start INFORMATION PROVIDED

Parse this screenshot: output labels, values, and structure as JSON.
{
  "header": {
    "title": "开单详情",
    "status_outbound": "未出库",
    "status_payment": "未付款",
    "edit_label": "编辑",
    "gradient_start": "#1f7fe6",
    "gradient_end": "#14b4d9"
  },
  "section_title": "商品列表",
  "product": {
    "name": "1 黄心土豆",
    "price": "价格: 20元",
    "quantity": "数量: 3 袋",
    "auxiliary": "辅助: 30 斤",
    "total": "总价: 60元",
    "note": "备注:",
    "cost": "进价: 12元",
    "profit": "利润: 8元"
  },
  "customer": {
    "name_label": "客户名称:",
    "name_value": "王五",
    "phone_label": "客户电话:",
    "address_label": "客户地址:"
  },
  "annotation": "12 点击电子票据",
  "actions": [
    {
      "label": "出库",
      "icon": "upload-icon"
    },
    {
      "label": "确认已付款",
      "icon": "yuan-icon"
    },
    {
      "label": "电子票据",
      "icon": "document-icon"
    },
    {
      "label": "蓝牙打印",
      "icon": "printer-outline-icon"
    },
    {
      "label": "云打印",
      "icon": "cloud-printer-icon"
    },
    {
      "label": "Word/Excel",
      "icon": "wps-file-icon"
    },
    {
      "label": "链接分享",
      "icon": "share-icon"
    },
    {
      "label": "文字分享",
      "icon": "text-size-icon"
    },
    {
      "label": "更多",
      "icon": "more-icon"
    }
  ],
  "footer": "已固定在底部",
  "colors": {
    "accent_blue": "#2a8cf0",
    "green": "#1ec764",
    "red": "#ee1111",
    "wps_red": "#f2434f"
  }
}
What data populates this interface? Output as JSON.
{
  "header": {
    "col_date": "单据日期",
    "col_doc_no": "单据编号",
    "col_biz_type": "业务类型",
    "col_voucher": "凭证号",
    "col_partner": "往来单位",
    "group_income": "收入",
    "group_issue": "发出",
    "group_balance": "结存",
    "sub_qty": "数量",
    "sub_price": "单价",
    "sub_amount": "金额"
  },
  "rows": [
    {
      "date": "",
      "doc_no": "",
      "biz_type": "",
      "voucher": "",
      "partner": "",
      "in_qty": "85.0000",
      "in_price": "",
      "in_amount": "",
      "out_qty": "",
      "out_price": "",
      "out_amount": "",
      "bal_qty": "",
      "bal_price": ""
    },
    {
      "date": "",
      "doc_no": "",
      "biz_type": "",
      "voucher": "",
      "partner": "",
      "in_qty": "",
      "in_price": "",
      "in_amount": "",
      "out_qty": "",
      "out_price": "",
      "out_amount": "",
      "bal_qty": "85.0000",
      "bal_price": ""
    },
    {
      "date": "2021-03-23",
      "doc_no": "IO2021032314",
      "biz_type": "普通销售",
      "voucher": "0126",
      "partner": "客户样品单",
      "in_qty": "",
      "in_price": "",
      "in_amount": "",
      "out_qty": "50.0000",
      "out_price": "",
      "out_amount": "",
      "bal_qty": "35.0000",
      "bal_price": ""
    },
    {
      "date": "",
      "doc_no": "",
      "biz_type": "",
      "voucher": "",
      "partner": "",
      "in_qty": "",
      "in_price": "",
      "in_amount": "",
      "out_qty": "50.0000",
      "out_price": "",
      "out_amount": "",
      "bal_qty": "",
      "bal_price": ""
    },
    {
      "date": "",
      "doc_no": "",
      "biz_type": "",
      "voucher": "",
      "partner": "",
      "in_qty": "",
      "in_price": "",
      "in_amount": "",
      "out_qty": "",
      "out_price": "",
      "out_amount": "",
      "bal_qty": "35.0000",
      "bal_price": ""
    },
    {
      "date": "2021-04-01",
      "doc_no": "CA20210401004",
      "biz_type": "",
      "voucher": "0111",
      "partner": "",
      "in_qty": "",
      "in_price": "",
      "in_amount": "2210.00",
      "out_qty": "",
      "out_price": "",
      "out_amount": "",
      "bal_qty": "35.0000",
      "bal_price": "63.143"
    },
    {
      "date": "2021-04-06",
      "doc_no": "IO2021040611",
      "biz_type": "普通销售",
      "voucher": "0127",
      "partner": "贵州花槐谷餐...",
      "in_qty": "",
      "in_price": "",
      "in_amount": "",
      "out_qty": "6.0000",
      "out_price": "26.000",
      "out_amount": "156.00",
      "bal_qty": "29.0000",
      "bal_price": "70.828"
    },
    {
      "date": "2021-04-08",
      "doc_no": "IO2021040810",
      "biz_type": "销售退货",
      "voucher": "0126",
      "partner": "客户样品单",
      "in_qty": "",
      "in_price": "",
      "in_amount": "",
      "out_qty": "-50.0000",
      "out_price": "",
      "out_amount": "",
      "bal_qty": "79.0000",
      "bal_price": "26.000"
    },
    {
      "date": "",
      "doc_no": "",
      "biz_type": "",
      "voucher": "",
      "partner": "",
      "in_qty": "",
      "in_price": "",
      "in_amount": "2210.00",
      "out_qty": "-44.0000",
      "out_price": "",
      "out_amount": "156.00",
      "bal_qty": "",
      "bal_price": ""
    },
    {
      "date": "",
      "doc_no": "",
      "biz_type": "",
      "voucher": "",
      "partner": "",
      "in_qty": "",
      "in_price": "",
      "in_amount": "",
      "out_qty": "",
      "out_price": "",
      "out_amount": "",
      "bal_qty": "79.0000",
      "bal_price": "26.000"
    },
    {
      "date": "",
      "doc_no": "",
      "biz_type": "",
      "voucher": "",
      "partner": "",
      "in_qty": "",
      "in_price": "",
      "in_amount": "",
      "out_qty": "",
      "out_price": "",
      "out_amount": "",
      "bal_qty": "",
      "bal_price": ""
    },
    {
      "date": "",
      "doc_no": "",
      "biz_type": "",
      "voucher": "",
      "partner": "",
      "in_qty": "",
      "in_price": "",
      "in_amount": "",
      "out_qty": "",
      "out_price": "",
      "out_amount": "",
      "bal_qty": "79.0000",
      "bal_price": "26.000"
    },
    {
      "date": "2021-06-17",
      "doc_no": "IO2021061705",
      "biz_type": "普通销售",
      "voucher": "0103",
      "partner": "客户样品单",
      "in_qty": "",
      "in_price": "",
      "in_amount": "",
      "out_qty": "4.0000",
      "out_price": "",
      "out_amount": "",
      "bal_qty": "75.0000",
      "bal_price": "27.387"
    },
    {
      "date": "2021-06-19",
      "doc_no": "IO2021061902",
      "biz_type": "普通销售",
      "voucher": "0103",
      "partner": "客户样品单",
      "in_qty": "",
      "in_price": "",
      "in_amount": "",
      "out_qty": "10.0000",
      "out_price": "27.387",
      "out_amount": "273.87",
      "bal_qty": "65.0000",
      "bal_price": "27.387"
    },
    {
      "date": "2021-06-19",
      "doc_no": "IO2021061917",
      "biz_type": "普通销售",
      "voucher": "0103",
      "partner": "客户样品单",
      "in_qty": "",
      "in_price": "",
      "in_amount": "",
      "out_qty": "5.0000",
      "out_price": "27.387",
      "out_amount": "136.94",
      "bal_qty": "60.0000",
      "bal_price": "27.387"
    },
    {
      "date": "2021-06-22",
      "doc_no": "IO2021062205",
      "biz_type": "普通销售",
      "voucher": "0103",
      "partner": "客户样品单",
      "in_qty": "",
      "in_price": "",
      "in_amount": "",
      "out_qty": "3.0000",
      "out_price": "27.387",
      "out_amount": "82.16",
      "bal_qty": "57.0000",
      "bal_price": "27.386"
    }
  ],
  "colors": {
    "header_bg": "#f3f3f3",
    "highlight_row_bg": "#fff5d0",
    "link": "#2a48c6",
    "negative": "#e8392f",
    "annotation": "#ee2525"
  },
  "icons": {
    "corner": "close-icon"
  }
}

end INFORMATION PROVIDED

### PROMPT
In the lines above, find each one with "annotation" and list it.

### EXERCISE RESPONSE
  "annotation": "12 点击电子票据",
    "annotation": "#ee2525"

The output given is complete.